GIVEN PASSAGE:
MCP Client
An MCP client is an AI assistant or application that connects to MCP servers to discover and use their capabilities. Popular MCP clients include Claude, Cursor, GitHub Copilot, and other AI-powered developer tools.
Explanation
MCP clients are the consumer side of the protocol. When a user asks an AI assistant to perform a task, the client checks its connected MCP servers for relevant capabilities. It discovers available tools, reads resource descriptions, and presents prompt options. The client handles the AI reasoning layer — deciding which tools to call, what parameters to use, and how to present results to the user. Most users interact with MCP through clients they already use: Claude Desktop, Cursor IDE, or other AI-powered tools. The beauty of MCP is that building one server makes your product accessible to all MCP-compatible clients, rather than building separate integrations for each AI provider.
Related Terms
Model Context Protocol (MCP)
Model Context Protocol (MCP) is an open standard that defines how AI assistants connect to external tools, data sources, and services. It provides a structured way for AI models to discover, understand, and use capabilities from any MCP-compatible server.
MCP Server
An MCP server is a service that implements the Model Context Protocol to expose tools, resources, and prompts to AI assistants. It handles connection management, capability negotiation, and request routing between AI clients and your underlying systems.
MCP Transport
MCP transports define how AI clients communicate with MCP servers. The protocol supports two transport types: HTTP (for cloud-deployed servers accessible over the internet) and STDIO (for local servers that communicate through standard input/output).

QUESTIONS:
• 1. Answer these questions from the MCP glossary text:
(a) Which popular MCP clients are named in its opening definition?
(b) What three things does an MCP server expose to AI assistants?
(c) Which two transport types does the protocol support?
• 2. From the MCP glossary text, return word for word the part that opens with the words containing "Related Terms" and closes with "your underlying systems.".

RAW DATA:
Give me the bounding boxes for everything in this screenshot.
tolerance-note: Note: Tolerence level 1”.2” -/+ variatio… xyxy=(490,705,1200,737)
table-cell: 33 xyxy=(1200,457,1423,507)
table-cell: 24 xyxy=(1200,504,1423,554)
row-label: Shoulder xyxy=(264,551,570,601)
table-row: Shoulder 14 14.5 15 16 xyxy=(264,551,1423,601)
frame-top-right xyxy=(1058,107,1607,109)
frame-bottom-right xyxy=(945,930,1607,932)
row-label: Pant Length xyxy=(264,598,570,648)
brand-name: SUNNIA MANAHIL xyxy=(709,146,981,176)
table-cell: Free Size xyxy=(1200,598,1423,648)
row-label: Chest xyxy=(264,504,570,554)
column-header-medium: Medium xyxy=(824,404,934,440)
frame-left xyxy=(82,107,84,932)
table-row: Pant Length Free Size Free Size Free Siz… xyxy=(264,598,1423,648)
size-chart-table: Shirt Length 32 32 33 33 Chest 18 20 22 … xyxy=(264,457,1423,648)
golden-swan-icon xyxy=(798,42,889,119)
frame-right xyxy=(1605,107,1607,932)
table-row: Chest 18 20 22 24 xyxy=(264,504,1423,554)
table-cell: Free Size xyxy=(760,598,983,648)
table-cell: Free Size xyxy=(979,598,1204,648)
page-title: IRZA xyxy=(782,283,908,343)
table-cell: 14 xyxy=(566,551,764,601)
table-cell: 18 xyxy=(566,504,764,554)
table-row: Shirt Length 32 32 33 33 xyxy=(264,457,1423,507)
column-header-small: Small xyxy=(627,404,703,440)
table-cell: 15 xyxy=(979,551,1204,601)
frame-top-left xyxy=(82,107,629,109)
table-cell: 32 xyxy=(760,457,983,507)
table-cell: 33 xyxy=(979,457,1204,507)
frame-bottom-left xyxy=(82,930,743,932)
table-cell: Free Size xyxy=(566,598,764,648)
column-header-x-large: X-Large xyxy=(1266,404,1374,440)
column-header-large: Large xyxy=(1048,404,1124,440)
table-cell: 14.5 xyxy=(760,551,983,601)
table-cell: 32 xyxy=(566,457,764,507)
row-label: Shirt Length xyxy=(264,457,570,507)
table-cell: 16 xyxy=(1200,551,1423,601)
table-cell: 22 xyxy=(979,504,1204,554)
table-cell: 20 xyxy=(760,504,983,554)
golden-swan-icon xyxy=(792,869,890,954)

ANSWERS TO EACH TASK:
• 1.
(a) Claude, Cursor, and GitHub Copilot
(b) Tools, resources, and prompts
(c) HTTP and STDIO

• 2.
Related Terms
Model Context Protocol (MCP)
Model Context Protocol (MCP) is an open standard that defines how AI assistants connect to external tools, data sources, and services. It provides a structured way for AI models to discover, understand, and use capabilities from any MCP-compatible server.
MCP Server
An MCP server is a service that implements the Model Context Protocol to expose tools, resources, and prompts to AI assistants. It handles connection management, capability negotiation, and request routing between AI clients and your underlying systems.